§ INSTRUCTIONS TO FOLLOW
Transcribe the records that follow. Keep every word exactly, and drop the pictures.

§ EXCERPTED DATA
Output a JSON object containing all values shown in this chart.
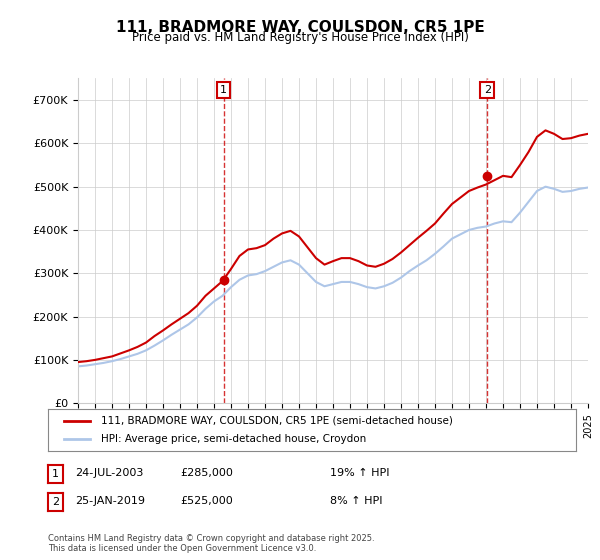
{
  "title": "111, BRADMORE WAY, COULSDON, CR5 1PE",
  "subtitle": "Price paid vs. HM Land Registry's House Price Index (HPI)",
  "legend_line1": "111, BRADMORE WAY, COULSDON, CR5 1PE (semi-detached house)",
  "legend_line2": "HPI: Average price, semi-detached house, Croydon",
  "annotation1_label": "1",
  "annotation1_date": "24-JUL-2003",
  "annotation1_price": "£285,000",
  "annotation1_hpi": "19% ↑ HPI",
  "annotation2_label": "2",
  "annotation2_date": "25-JAN-2019",
  "annotation2_price": "£525,000",
  "annotation2_hpi": "8% ↑ HPI",
  "footer": "Contains HM Land Registry data © Crown copyright and database right 2025.\nThis data is licensed under the Open Government Licence v3.0.",
  "hpi_color": "#aec6e8",
  "price_color": "#cc0000",
  "marker_color": "#cc0000",
  "vline_color": "#cc0000",
  "background_color": "#ffffff",
  "grid_color": "#cccccc",
  "ylim": [
    0,
    750000
  ],
  "yticks": [
    0,
    100000,
    200000,
    300000,
    400000,
    500000,
    600000,
    700000
  ],
  "ytick_labels": [
    "£0",
    "£100K",
    "£200K",
    "£300K",
    "£400K",
    "£500K",
    "£600K",
    "£700K"
  ],
  "xstart": 1995,
  "xend": 2025,
  "sale1_x": 2003.56,
  "sale1_y": 285000,
  "sale2_x": 2019.07,
  "sale2_y": 525000,
  "hpi_x": [
    1995,
    1995.5,
    1996,
    1996.5,
    1997,
    1997.5,
    1998,
    1998.5,
    1999,
    1999.5,
    2000,
    2000.5,
    2001,
    2001.5,
    2002,
    2002.5,
    2003,
    2003.5,
    2004,
    2004.5,
    2005,
    2005.5,
    2006,
    2006.5,
    2007,
    2007.5,
    2008,
    2008.5,
    2009,
    2009.5,
    2010,
    2010.5,
    2011,
    2011.5,
    2012,
    2012.5,
    2013,
    2013.5,
    2014,
    2014.5,
    2015,
    2015.5,
    2016,
    2016.5,
    2017,
    2017.5,
    2018,
    2018.5,
    2019,
    2019.5,
    2020,
    2020.5,
    2021,
    2021.5,
    2022,
    2022.5,
    2023,
    2023.5,
    2024,
    2024.5,
    2025
  ],
  "hpi_y": [
    85000,
    87000,
    90000,
    93000,
    97000,
    102000,
    108000,
    114000,
    122000,
    133000,
    145000,
    158000,
    170000,
    182000,
    198000,
    218000,
    235000,
    248000,
    268000,
    285000,
    295000,
    298000,
    305000,
    315000,
    325000,
    330000,
    320000,
    300000,
    280000,
    270000,
    275000,
    280000,
    280000,
    275000,
    268000,
    265000,
    270000,
    278000,
    290000,
    305000,
    318000,
    330000,
    345000,
    362000,
    380000,
    390000,
    400000,
    405000,
    408000,
    415000,
    420000,
    418000,
    440000,
    465000,
    490000,
    500000,
    495000,
    488000,
    490000,
    495000,
    498000
  ],
  "price_x": [
    1995,
    1995.5,
    1996,
    1996.5,
    1997,
    1997.5,
    1998,
    1998.5,
    1999,
    1999.5,
    2000,
    2000.5,
    2001,
    2001.5,
    2002,
    2002.5,
    2003,
    2003.5,
    2004,
    2004.5,
    2005,
    2005.5,
    2006,
    2006.5,
    2007,
    2007.5,
    2008,
    2008.5,
    2009,
    2009.5,
    2010,
    2010.5,
    2011,
    2011.5,
    2012,
    2012.5,
    2013,
    2013.5,
    2014,
    2014.5,
    2015,
    2015.5,
    2016,
    2016.5,
    2017,
    2017.5,
    2018,
    2018.5,
    2019,
    2019.5,
    2020,
    2020.5,
    2021,
    2021.5,
    2022,
    2022.5,
    2023,
    2023.5,
    2024,
    2024.5,
    2025
  ],
  "price_y": [
    95000,
    97000,
    100000,
    104000,
    108000,
    115000,
    122000,
    130000,
    140000,
    155000,
    168000,
    182000,
    195000,
    208000,
    225000,
    248000,
    265000,
    282000,
    310000,
    340000,
    355000,
    358000,
    365000,
    380000,
    392000,
    398000,
    385000,
    360000,
    335000,
    320000,
    328000,
    335000,
    335000,
    328000,
    318000,
    315000,
    322000,
    333000,
    348000,
    365000,
    382000,
    398000,
    415000,
    438000,
    460000,
    475000,
    490000,
    498000,
    505000,
    515000,
    525000,
    522000,
    550000,
    580000,
    615000,
    630000,
    622000,
    610000,
    612000,
    618000,
    622000
  ],
  "xtick_positions": [
    1995,
    1996,
    1997,
    1998,
    1999,
    2000,
    2001,
    2002,
    2003,
    2004,
    2005,
    2006,
    2007,
    2008,
    2009,
    2010,
    2011,
    2012,
    2013,
    2014,
    2015,
    2016,
    2017,
    2018,
    2019,
    2020,
    2021,
    2022,
    2023,
    2024,
    2025
  ]
}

§ ANSWER FOR THIS EXERCISE
Output a JSON object containing all values shown in this chart.
{
  "title": "111, BRADMORE WAY, COULSDON, CR5 1PE",
  "subtitle": "Price paid vs. HM Land Registry's House Price Index (HPI)",
  "legend_line1": "111, BRADMORE WAY, COULSDON, CR5 1PE (semi-detached house)",
  "legend_line2": "HPI: Average price, semi-detached house, Croydon",
  "annotation1_label": "1",
  "annotation1_date": "24-JUL-2003",
  "annotation1_price": "£285,000",
  "annotation1_hpi": "19% ↑ HPI",
  "annotation2_label": "2",
  "annotation2_date": "25-JAN-2019",
  "annotation2_price": "£525,000",
  "annotation2_hpi": "8% ↑ HPI",
  "footer": "Contains HM Land Registry data © Crown copyright and database right 2025.\nThis data is licensed under the Open Government Licence v3.0.",
  "hpi_color": "#aec6e8",
  "price_color": "#cc0000",
  "marker_color": "#cc0000",
  "vline_color": "#cc0000",
  "background_color": "#ffffff",
  "grid_color": "#cccccc",
  "ylim": [
    0,
    750000
  ],
  "yticks": [
    0,
    100000,
    200000,
    300000,
    400000,
    500000,
    600000,
    700000
  ],
  "ytick_labels": [
    "£0",
    "£100K",
    "£200K",
    "£300K",
    "£400K",
    "£500K",
    "£600K",
    "£700K"
  ],
  "xstart": 1995,
  "xend": 2025,
  "sale1_x": 2003.56,
  "sale1_y": 285000,
  "sale2_x": 2019.07,
  "sale2_y": 525000,
  "hpi_x": [
    1995,
    1995.5,
    1996,
    1996.5,
    1997,
    1997.5,
    1998,
    1998.5,
    1999,
    1999.5,
    2000,
    2000.5,
    2001,
    2001.5,
    2002,
    2002.5,
    2003,
    2003.5,
    2004,
    2004.5,
    2005,
    2005.5,
    2006,
    2006.5,
    2007,
    2007.5,
    2008,
    2008.5,
    2009,
    2009.5,
    2010,
    2010.5,
    2011,
    2011.5,
    2012,
    2012.5,
    2013,
    2013.5,
    2014,
    2014.5,
    2015,
    2015.5,
    2016,
    2016.5,
    2017,
    2017.5,
    2018,
    2018.5,
    2019,
    2019.5,
    2020,
    2020.5,
    2021,
    2021.5,
    2022,
    2022.5,
    2023,
    2023.5,
    2024,
    2024.5,
    2025
  ],
  "hpi_y": [
    85000,
    87000,
    90000,
    93000,
    97000,
    102000,
    108000,
    114000,
    122000,
    133000,
    145000,
    158000,
    170000,
    182000,
    198000,
    218000,
    235000,
    248000,
    268000,
    285000,
    295000,
    298000,
    305000,
    315000,
    325000,
    330000,
    320000,
    300000,
    280000,
    270000,
    275000,
    280000,
    280000,
    275000,
    268000,
    265000,
    270000,
    278000,
    290000,
    305000,
    318000,
    330000,
    345000,
    362000,
    380000,
    390000,
    400000,
    405000,
    408000,
    415000,
    420000,
    418000,
    440000,
    465000,
    490000,
    500000,
    495000,
    488000,
    490000,
    495000,
    498000
  ],
  "price_x": [
    1995,
    1995.5,
    1996,
    1996.5,
    1997,
    1997.5,
    1998,
    1998.5,
    1999,
    1999.5,
    2000,
    2000.5,
    2001,
    2001.5,
    2002,
    2002.5,
    2003,
    2003.5,
    2004,
    2004.5,
    2005,
    2005.5,
    2006,
    2006.5,
    2007,
    2007.5,
    2008,
    2008.5,
    2009,
    2009.5,
    2010,
    2010.5,
    2011,
    2011.5,
    2012,
    2012.5,
    2013,
    2013.5,
    2014,
    2014.5,
    2015,
    2015.5,
    2016,
    2016.5,
    2017,
    2017.5,
    2018,
    2018.5,
    2019,
    2019.5,
    2020,
    2020.5,
    2021,
    2021.5,
    2022,
    2022.5,
    2023,
    2023.5,
    2024,
    2024.5,
    2025
  ],
  "price_y": [
    95000,
    97000,
    100000,
    104000,
    108000,
    115000,
    122000,
    130000,
    140000,
    155000,
    168000,
    182000,
    195000,
    208000,
    225000,
    248000,
    265000,
    282000,
    310000,
    340000,
    355000,
    358000,
    365000,
    380000,
    392000,
    398000,
    385000,
    360000,
    335000,
    320000,
    328000,
    335000,
    335000,
    328000,
    318000,
    315000,
    322000,
    333000,
    348000,
    365000,
    382000,
    398000,
    415000,
    438000,
    460000,
    475000,
    490000,
    498000,
    505000,
    515000,
    525000,
    522000,
    550000,
    580000,
    615000,
    630000,
    622000,
    610000,
    612000,
    618000,
    622000
  ],
  "xtick_positions": [
    1995,
    1996,
    1997,
    1998,
    1999,
    2000,
    2001,
    2002,
    2003,
    2004,
    2005,
    2006,
    2007,
    2008,
    2009,
    2010,
    2011,
    2012,
    2013,
    2014,
    2015,
    2016,
    2017,
    2018,
    2019,
    2020,
    2021,
    2022,
    2023,
    2024,
    2025
  ]
}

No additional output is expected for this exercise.